Instruction.
Rewrite the items below, substituting "arrow-right-icon" for every instance of "chevron-right-icon" and keeping everything else identical. Omit the pictures from your answer.

— Start —

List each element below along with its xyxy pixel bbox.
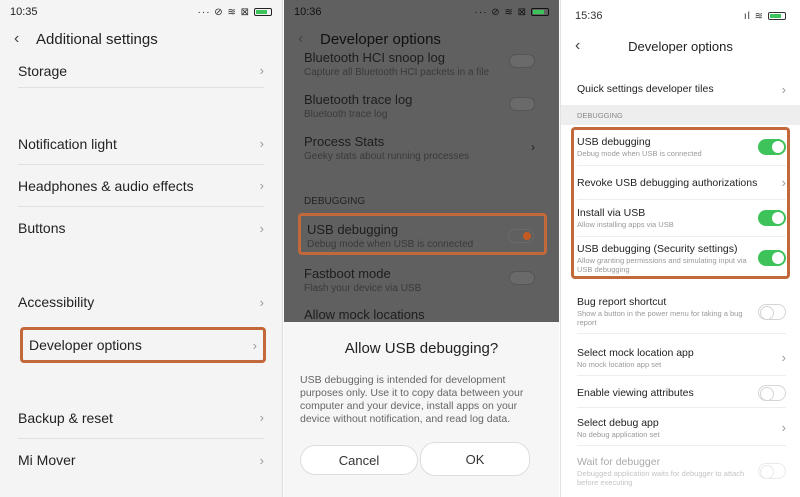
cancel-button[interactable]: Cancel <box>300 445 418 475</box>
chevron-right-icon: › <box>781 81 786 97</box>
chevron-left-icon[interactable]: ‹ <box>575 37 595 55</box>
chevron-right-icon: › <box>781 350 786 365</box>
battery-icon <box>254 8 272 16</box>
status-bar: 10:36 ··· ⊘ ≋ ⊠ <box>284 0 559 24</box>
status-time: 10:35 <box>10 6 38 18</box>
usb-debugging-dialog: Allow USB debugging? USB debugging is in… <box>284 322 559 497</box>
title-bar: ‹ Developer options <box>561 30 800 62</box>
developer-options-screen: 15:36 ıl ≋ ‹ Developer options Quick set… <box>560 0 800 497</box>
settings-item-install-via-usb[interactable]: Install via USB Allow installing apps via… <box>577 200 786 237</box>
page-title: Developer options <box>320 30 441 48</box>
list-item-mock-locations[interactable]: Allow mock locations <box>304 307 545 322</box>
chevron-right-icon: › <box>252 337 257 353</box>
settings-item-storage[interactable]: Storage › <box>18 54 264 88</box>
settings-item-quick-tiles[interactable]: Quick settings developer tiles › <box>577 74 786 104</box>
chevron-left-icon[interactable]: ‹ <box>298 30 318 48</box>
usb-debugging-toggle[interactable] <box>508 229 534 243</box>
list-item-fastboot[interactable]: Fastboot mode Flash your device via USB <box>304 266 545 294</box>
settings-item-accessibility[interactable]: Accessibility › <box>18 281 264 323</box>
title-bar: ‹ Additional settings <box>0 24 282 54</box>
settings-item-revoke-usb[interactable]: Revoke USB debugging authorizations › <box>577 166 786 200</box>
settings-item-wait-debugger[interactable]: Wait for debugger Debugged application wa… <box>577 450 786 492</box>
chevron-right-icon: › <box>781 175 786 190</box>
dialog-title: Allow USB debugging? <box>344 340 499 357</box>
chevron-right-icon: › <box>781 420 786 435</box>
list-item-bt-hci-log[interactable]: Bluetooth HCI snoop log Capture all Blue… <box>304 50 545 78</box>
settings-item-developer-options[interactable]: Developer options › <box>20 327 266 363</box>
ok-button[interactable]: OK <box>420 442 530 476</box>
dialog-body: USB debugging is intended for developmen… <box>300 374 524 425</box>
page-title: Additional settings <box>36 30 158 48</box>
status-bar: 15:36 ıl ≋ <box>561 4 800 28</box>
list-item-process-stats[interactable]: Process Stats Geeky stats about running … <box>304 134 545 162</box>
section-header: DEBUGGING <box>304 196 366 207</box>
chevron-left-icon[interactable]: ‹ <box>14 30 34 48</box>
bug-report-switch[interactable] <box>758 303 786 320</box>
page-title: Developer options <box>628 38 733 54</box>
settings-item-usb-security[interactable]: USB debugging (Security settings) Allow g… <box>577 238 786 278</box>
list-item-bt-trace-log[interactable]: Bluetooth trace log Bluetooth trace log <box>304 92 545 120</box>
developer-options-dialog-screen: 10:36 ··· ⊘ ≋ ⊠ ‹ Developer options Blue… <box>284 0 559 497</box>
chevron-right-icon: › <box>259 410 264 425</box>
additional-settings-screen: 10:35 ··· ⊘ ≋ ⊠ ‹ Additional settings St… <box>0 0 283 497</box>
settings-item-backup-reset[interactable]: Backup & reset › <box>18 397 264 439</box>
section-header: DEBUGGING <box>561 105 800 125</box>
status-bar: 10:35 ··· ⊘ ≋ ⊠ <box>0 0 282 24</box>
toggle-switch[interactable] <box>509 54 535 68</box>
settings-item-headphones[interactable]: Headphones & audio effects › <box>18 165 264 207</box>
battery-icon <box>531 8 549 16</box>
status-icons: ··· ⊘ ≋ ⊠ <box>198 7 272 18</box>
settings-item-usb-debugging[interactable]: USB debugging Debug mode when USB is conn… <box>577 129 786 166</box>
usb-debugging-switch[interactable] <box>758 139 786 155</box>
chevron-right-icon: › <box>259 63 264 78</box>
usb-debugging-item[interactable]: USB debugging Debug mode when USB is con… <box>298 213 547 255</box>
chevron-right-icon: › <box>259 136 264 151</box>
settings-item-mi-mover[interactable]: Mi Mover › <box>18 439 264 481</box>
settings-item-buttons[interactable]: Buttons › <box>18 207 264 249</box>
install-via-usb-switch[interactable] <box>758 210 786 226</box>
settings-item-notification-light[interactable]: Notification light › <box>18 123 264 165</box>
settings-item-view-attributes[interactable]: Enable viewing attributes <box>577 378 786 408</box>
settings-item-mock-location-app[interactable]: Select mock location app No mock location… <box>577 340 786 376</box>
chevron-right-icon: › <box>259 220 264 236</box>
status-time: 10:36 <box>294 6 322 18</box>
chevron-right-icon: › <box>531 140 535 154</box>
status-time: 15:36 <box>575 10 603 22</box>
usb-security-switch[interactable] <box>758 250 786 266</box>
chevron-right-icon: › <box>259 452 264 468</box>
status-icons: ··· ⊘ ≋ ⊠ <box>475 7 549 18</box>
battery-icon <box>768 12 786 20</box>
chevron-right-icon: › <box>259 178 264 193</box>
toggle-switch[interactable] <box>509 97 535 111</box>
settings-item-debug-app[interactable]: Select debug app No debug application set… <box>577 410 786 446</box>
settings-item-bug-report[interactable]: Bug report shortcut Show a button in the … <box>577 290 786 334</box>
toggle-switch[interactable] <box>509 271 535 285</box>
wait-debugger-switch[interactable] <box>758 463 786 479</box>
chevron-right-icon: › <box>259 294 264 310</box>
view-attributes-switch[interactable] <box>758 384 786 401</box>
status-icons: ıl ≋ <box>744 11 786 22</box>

— End —

Finished answer.
List each element below along with its xyxy pixel bbox.
cancel-button[interactable]: Cancel <box>300 445 418 475</box>
arrow-right-icon: › <box>781 81 786 97</box>
chevron-left-icon[interactable]: ‹ <box>575 37 595 55</box>
arrow-right-icon: › <box>781 350 786 365</box>
battery-icon <box>254 8 272 16</box>
status-bar: 10:36 ··· ⊘ ≋ ⊠ <box>284 0 559 24</box>
status-time: 10:35 <box>10 6 38 18</box>
usb-debugging-dialog: Allow USB debugging? USB debugging is in… <box>284 322 559 497</box>
title-bar: ‹ Developer options <box>561 30 800 62</box>
developer-options-screen: 15:36 ıl ≋ ‹ Developer options Quick set… <box>560 0 800 497</box>
settings-item-install-via-usb[interactable]: Install via USB Allow installing apps via… <box>577 200 786 237</box>
page-title: Developer options <box>320 30 441 48</box>
list-item-mock-locations[interactable]: Allow mock locations <box>304 307 545 322</box>
arrow-right-icon: › <box>252 337 257 353</box>
settings-item-storage[interactable]: Storage › <box>18 54 264 88</box>
settings-item-quick-tiles[interactable]: Quick settings developer tiles › <box>577 74 786 104</box>
chevron-left-icon[interactable]: ‹ <box>298 30 318 48</box>
usb-debugging-toggle[interactable] <box>508 229 534 243</box>
list-item-fastboot[interactable]: Fastboot mode Flash your device via USB <box>304 266 545 294</box>
settings-item-accessibility[interactable]: Accessibility › <box>18 281 264 323</box>
title-bar: ‹ Additional settings <box>0 24 282 54</box>
settings-item-revoke-usb[interactable]: Revoke USB debugging authorizations › <box>577 166 786 200</box>
settings-item-wait-debugger[interactable]: Wait for debugger Debugged application wa… <box>577 450 786 492</box>
arrow-right-icon: › <box>781 175 786 190</box>
dialog-title: Allow USB debugging? <box>344 340 499 357</box>
arrow-right-icon: › <box>781 420 786 435</box>
list-item-bt-hci-log[interactable]: Bluetooth HCI snoop log Capture all Blue… <box>304 50 545 78</box>
settings-item-developer-options[interactable]: Developer options › <box>20 327 266 363</box>
ok-button[interactable]: OK <box>420 442 530 476</box>
dialog-body: USB debugging is intended for developmen… <box>300 374 524 425</box>
page-title: Additional settings <box>36 30 158 48</box>
status-bar: 15:36 ıl ≋ <box>561 4 800 28</box>
list-item-process-stats[interactable]: Process Stats Geeky stats about running … <box>304 134 545 162</box>
section-header: DEBUGGING <box>304 196 366 207</box>
chevron-left-icon[interactable]: ‹ <box>14 30 34 48</box>
bug-report-switch[interactable] <box>758 303 786 320</box>
page-title: Developer options <box>628 38 733 54</box>
settings-item-usb-security[interactable]: USB debugging (Security settings) Allow g… <box>577 238 786 278</box>
list-item-bt-trace-log[interactable]: Bluetooth trace log Bluetooth trace log <box>304 92 545 120</box>
developer-options-dialog-screen: 10:36 ··· ⊘ ≋ ⊠ ‹ Developer options Blue… <box>284 0 559 497</box>
arrow-right-icon: › <box>259 410 264 425</box>
additional-settings-screen: 10:35 ··· ⊘ ≋ ⊠ ‹ Additional settings St… <box>0 0 283 497</box>
settings-item-backup-reset[interactable]: Backup & reset › <box>18 397 264 439</box>
section-header: DEBUGGING <box>561 105 800 125</box>
status-bar: 10:35 ··· ⊘ ≋ ⊠ <box>0 0 282 24</box>
toggle-switch[interactable] <box>509 54 535 68</box>
settings-item-headphones[interactable]: Headphones & audio effects › <box>18 165 264 207</box>
battery-icon <box>531 8 549 16</box>
status-icons: ··· ⊘ ≋ ⊠ <box>198 7 272 18</box>
settings-item-usb-debugging[interactable]: USB debugging Debug mode when USB is conn… <box>577 129 786 166</box>
usb-debugging-switch[interactable] <box>758 139 786 155</box>
arrow-right-icon: › <box>259 63 264 78</box>
usb-debugging-item[interactable]: USB debugging Debug mode when USB is con… <box>298 213 547 255</box>
arrow-right-icon: › <box>259 136 264 151</box>
settings-item-mi-mover[interactable]: Mi Mover › <box>18 439 264 481</box>
settings-item-buttons[interactable]: Buttons › <box>18 207 264 249</box>
install-via-usb-switch[interactable] <box>758 210 786 226</box>
settings-item-notification-light[interactable]: Notification light › <box>18 123 264 165</box>
settings-item-view-attributes[interactable]: Enable viewing attributes <box>577 378 786 408</box>
settings-item-mock-location-app[interactable]: Select mock location app No mock location… <box>577 340 786 376</box>
arrow-right-icon: › <box>259 220 264 236</box>
status-time: 10:36 <box>294 6 322 18</box>
arrow-right-icon: › <box>531 140 535 154</box>
status-time: 15:36 <box>575 10 603 22</box>
usb-security-switch[interactable] <box>758 250 786 266</box>
arrow-right-icon: › <box>259 452 264 468</box>
status-icons: ··· ⊘ ≋ ⊠ <box>475 7 549 18</box>
battery-icon <box>768 12 786 20</box>
arrow-right-icon: › <box>259 178 264 193</box>
toggle-switch[interactable] <box>509 97 535 111</box>
settings-item-debug-app[interactable]: Select debug app No debug application set… <box>577 410 786 446</box>
settings-item-bug-report[interactable]: Bug report shortcut Show a button in the … <box>577 290 786 334</box>
toggle-switch[interactable] <box>509 271 535 285</box>
wait-debugger-switch[interactable] <box>758 463 786 479</box>
arrow-right-icon: › <box>259 294 264 310</box>
view-attributes-switch[interactable] <box>758 384 786 401</box>
status-icons: ıl ≋ <box>744 11 786 22</box>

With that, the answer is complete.